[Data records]
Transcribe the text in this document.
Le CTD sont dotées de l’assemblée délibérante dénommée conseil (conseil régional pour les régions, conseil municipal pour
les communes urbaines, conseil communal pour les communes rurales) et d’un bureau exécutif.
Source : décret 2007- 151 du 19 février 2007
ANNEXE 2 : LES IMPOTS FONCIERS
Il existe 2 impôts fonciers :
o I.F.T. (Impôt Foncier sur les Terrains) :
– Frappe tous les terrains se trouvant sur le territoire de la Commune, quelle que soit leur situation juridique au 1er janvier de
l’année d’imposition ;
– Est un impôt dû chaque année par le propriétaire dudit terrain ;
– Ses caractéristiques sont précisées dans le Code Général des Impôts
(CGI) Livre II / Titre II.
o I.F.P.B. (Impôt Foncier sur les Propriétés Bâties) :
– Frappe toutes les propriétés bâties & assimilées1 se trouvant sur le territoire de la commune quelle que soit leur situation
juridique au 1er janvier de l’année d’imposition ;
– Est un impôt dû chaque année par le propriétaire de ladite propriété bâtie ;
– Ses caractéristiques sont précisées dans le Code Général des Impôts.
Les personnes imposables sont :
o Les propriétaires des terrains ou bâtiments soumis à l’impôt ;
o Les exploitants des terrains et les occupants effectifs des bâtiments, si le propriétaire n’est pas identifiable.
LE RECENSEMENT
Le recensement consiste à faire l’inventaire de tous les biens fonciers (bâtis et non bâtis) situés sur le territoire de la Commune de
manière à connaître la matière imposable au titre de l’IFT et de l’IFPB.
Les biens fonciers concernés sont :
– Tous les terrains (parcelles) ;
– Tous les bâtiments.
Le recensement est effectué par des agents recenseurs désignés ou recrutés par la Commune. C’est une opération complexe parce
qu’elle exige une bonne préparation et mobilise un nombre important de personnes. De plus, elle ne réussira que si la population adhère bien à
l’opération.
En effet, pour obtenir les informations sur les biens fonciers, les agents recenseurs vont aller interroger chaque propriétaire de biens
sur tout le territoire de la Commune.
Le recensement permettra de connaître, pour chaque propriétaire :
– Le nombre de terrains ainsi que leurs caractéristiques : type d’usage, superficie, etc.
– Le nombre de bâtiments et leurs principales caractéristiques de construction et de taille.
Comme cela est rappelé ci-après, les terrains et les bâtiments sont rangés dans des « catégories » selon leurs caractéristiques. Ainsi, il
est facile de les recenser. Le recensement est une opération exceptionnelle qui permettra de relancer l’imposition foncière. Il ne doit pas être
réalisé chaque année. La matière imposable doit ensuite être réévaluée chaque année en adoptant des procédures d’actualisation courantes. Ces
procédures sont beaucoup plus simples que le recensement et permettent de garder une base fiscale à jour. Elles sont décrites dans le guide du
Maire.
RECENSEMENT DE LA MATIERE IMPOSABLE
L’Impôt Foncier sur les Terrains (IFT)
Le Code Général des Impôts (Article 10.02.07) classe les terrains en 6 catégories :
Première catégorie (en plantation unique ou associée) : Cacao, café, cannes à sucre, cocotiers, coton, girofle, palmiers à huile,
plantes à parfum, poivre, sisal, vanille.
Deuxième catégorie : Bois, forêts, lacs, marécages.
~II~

### Problem details
Write out the entries above once more, without altering anything.

### Task response
Transcribe the text in this document.
Le CTD sont dotées de l’assemblée délibérante dénommée conseil (conseil régional pour les régions, conseil municipal pour
les communes urbaines, conseil communal pour les communes rurales) et d’un bureau exécutif.
Source : décret 2007- 151 du 19 février 2007
ANNEXE 2 : LES IMPOTS FONCIERS
Il existe 2 impôts fonciers :
o I.F.T. (Impôt Foncier sur les Terrains) :
– Frappe tous les terrains se trouvant sur le territoire de la Commune, quelle que soit leur situation juridique au 1er janvier de
l’année d’imposition ;
– Est un impôt dû chaque année par le propriétaire dudit terrain ;
– Ses caractéristiques sont précisées dans le Code Général des Impôts
(CGI) Livre II / Titre II.
o I.F.P.B. (Impôt Foncier sur les Propriétés Bâties) :
– Frappe toutes les propriétés bâties & assimilées1 se trouvant sur le territoire de la commune quelle que soit leur situation
juridique au 1er janvier de l’année d’imposition ;
– Est un impôt dû chaque année par le propriétaire de ladite propriété bâtie ;
– Ses caractéristiques sont précisées dans le Code Général des Impôts.
Les personnes imposables sont :
o Les propriétaires des terrains ou bâtiments soumis à l’impôt ;
o Les exploitants des terrains et les occupants effectifs des bâtiments, si le propriétaire n’est pas identifiable.
LE RECENSEMENT
Le recensement consiste à faire l’inventaire de tous les biens fonciers (bâtis et non bâtis) situés sur le territoire de la Commune de
manière à connaître la matière imposable au titre de l’IFT et de l’IFPB.
Les biens fonciers concernés sont :
– Tous les terrains (parcelles) ;
– Tous les bâtiments.
Le recensement est effectué par des agents recenseurs désignés ou recrutés par la Commune. C’est une opération complexe parce
qu’elle exige une bonne préparation et mobilise un nombre important de personnes. De plus, elle ne réussira que si la population adhère bien à
l’opération.
En effet, pour obtenir les informations sur les biens fonciers, les agents recenseurs vont aller interroger chaque propriétaire de biens
sur tout le territoire de la Commune.
Le recensement permettra de connaître, pour chaque propriétaire :
– Le nombre de terrains ainsi que leurs caractéristiques : type d’usage, superficie, etc.
– Le nombre de bâtiments et leurs principales caractéristiques de construction et de taille.
Comme cela est rappelé ci-après, les terrains et les bâtiments sont rangés dans des « catégories » selon leurs caractéristiques. Ainsi, il
est facile de les recenser. Le recensement est une opération exceptionnelle qui permettra de relancer l’imposition foncière. Il ne doit pas être
réalisé chaque année. La matière imposable doit ensuite être réévaluée chaque année en adoptant des procédures d’actualisation courantes. Ces
procédures sont beaucoup plus simples que le recensement et permettent de garder une base fiscale à jour. Elles sont décrites dans le guide du
Maire.
RECENSEMENT DE LA MATIERE IMPOSABLE
L’Impôt Foncier sur les Terrains (IFT)
Le Code Général des Impôts (Article 10.02.07) classe les terrains en 6 catégories :
Première catégorie (en plantation unique ou associée) : Cacao, café, cannes à sucre, cocotiers, coton, girofle, palmiers à huile,
plantes à parfum, poivre, sisal, vanille.
Deuxième catégorie : Bois, forêts, lacs, marécages.
~II~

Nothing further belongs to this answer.